**EXCERPTED RECORDS:**
+++
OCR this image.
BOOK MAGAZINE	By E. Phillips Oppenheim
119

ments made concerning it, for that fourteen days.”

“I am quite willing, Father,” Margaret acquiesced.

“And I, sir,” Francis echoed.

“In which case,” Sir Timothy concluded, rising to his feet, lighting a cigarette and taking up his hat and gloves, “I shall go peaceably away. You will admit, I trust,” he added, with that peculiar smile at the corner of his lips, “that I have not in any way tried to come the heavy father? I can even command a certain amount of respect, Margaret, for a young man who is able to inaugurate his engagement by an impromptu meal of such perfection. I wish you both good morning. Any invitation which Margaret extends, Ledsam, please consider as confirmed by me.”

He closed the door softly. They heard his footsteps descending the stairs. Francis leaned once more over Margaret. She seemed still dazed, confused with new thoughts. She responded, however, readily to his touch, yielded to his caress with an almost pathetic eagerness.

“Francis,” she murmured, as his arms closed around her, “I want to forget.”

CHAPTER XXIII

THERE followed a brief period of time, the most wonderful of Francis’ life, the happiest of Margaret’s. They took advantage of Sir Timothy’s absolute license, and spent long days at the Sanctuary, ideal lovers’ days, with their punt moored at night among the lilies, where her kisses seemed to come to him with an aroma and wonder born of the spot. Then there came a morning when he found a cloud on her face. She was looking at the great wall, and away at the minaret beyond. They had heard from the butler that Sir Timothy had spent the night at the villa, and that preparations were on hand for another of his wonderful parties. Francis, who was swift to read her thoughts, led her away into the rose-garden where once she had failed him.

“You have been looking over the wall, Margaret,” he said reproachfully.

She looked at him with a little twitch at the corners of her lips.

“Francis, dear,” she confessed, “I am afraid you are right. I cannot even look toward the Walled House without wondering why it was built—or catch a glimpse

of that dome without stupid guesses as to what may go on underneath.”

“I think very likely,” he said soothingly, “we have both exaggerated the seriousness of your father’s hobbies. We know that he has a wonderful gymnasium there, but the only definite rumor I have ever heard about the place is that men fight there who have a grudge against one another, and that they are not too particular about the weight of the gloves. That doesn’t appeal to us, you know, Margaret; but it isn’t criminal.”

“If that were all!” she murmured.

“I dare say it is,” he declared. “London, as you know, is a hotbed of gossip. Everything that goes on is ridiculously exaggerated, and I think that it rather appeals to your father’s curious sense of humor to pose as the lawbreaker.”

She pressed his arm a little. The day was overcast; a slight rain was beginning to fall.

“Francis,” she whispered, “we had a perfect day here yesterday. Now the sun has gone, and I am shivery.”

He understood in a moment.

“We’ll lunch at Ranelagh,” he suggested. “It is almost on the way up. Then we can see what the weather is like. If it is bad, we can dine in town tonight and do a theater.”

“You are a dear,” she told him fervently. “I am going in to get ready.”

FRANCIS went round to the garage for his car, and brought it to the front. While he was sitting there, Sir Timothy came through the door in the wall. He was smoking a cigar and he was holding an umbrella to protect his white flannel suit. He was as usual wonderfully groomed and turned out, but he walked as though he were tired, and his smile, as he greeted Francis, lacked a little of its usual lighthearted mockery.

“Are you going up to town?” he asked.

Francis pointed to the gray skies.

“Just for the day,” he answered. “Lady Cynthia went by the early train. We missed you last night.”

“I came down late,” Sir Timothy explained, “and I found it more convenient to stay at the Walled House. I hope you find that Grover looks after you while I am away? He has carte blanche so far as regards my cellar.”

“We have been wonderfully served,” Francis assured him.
+++
**PROMPT:**
Using the data above, copy each line that contains "looking".

**WRITTEN ANSWER:**
THERE followed a brief period of time, the most wonderful of Francis’ life, the happiest of Margaret’s. They took advantage of Sir Timothy’s absolute license, and spent long days at the Sanctuary, ideal lovers’ days, with their punt moored at night among the lilies, where her kisses seemed to come to him with an aroma and wonder born of the spot. Then there came a morning when he found a cloud on her face. She was looking at the great wall, and away at the minaret beyond. They had heard from the butler that Sir Timothy had spent the night at the villa, and that preparations were on hand for another of his wonderful parties. Francis, who was swift to read her thoughts, led her away into the rose-garden where once she had failed him.
“You have been looking over the wall, Margaret,” he said reproachfully.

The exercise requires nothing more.